- **THE EXERCISE**:
In the data that follows, count each line holding the string "nabídek"; answer with the number only.
** Start of RECORDS FOR PROCESSING **
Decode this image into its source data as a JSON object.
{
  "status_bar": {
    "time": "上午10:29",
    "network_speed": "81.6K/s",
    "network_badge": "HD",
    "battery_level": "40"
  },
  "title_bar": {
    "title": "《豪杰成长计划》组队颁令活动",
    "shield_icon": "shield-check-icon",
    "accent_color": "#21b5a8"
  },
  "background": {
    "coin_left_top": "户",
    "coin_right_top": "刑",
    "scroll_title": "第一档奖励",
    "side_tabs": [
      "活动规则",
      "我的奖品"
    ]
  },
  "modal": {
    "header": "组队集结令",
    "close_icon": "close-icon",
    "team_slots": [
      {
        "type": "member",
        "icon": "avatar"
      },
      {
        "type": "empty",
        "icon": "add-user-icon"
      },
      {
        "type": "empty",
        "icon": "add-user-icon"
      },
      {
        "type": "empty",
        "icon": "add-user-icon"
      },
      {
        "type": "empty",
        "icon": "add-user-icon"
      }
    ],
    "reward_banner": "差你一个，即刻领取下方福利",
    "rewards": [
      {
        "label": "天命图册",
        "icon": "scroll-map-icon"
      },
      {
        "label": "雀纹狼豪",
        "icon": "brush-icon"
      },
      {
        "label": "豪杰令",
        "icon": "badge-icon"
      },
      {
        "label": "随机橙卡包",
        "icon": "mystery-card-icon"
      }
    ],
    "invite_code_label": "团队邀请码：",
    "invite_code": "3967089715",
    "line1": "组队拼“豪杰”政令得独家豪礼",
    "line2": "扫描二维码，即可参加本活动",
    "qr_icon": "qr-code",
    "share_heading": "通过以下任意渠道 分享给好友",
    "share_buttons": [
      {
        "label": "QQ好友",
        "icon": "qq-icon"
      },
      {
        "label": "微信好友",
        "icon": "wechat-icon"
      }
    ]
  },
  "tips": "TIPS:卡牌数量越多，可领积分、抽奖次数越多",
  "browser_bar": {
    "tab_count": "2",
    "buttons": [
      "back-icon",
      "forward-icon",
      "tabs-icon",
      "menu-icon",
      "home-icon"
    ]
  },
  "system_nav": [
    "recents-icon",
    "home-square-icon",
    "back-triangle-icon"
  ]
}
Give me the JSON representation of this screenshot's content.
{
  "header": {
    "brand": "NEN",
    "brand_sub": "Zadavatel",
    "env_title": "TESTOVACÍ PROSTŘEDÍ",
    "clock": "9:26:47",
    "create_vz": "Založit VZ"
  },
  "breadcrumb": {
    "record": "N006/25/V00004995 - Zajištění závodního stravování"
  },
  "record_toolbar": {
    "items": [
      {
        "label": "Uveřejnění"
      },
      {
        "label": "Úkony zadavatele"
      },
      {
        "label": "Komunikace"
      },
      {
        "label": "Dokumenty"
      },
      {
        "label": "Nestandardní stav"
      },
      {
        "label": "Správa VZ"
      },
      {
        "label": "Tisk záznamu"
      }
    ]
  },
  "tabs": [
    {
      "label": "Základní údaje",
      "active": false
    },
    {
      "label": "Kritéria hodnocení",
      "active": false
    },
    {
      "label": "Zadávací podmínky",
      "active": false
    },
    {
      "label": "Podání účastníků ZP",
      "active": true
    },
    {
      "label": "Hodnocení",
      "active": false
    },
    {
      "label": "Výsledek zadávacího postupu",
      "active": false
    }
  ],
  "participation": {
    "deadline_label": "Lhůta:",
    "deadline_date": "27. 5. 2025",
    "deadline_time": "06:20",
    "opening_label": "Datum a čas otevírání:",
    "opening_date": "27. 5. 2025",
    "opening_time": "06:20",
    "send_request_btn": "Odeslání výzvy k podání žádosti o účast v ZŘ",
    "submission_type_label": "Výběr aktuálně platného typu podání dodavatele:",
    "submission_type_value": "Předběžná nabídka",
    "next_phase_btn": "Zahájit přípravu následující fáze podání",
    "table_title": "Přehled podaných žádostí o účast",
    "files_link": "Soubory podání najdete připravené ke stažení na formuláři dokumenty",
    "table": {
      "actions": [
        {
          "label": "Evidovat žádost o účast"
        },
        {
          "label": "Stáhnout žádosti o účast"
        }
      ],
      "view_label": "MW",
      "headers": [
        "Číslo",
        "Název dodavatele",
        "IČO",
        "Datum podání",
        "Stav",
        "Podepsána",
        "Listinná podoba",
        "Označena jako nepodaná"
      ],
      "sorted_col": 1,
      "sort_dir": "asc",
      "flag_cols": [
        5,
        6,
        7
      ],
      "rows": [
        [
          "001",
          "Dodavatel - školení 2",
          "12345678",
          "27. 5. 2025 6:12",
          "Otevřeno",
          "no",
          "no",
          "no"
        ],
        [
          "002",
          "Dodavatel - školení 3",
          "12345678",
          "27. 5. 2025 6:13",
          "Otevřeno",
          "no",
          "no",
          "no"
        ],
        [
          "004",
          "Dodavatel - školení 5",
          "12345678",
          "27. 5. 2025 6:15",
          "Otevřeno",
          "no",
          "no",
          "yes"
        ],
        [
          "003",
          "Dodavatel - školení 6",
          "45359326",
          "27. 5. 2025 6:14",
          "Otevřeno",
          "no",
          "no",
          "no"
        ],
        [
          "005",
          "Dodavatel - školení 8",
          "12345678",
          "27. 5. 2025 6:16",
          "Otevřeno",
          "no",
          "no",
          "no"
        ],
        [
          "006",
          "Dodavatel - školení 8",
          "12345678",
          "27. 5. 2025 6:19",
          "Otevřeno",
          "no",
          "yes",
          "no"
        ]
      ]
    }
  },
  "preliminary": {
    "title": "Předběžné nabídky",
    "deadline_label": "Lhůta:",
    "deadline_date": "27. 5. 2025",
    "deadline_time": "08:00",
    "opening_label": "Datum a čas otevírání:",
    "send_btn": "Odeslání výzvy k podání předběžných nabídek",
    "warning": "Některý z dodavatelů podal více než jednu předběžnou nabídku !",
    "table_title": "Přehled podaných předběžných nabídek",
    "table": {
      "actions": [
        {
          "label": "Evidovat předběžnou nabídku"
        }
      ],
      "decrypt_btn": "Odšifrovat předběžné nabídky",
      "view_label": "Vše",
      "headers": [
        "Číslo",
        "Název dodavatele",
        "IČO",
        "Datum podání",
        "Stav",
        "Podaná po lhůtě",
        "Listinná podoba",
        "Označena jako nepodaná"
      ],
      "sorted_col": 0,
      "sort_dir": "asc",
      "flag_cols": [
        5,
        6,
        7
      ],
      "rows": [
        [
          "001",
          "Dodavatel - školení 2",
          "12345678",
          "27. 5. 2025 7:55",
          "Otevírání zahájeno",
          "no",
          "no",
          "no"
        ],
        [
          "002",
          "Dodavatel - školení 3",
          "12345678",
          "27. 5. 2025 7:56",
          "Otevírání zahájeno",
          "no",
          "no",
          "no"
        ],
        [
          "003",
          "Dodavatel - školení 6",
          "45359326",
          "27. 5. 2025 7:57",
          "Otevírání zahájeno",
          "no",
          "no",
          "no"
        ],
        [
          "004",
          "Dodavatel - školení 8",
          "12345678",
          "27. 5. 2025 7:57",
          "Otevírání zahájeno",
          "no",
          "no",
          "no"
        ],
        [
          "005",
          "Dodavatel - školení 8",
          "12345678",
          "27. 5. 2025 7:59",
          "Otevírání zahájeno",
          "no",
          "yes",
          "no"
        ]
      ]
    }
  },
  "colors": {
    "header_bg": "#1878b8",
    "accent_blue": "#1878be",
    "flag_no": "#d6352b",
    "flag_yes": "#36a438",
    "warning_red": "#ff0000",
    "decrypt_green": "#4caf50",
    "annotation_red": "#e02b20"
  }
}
** End of RECORDS FOR PROCESSING **
- **ANSWER**:
2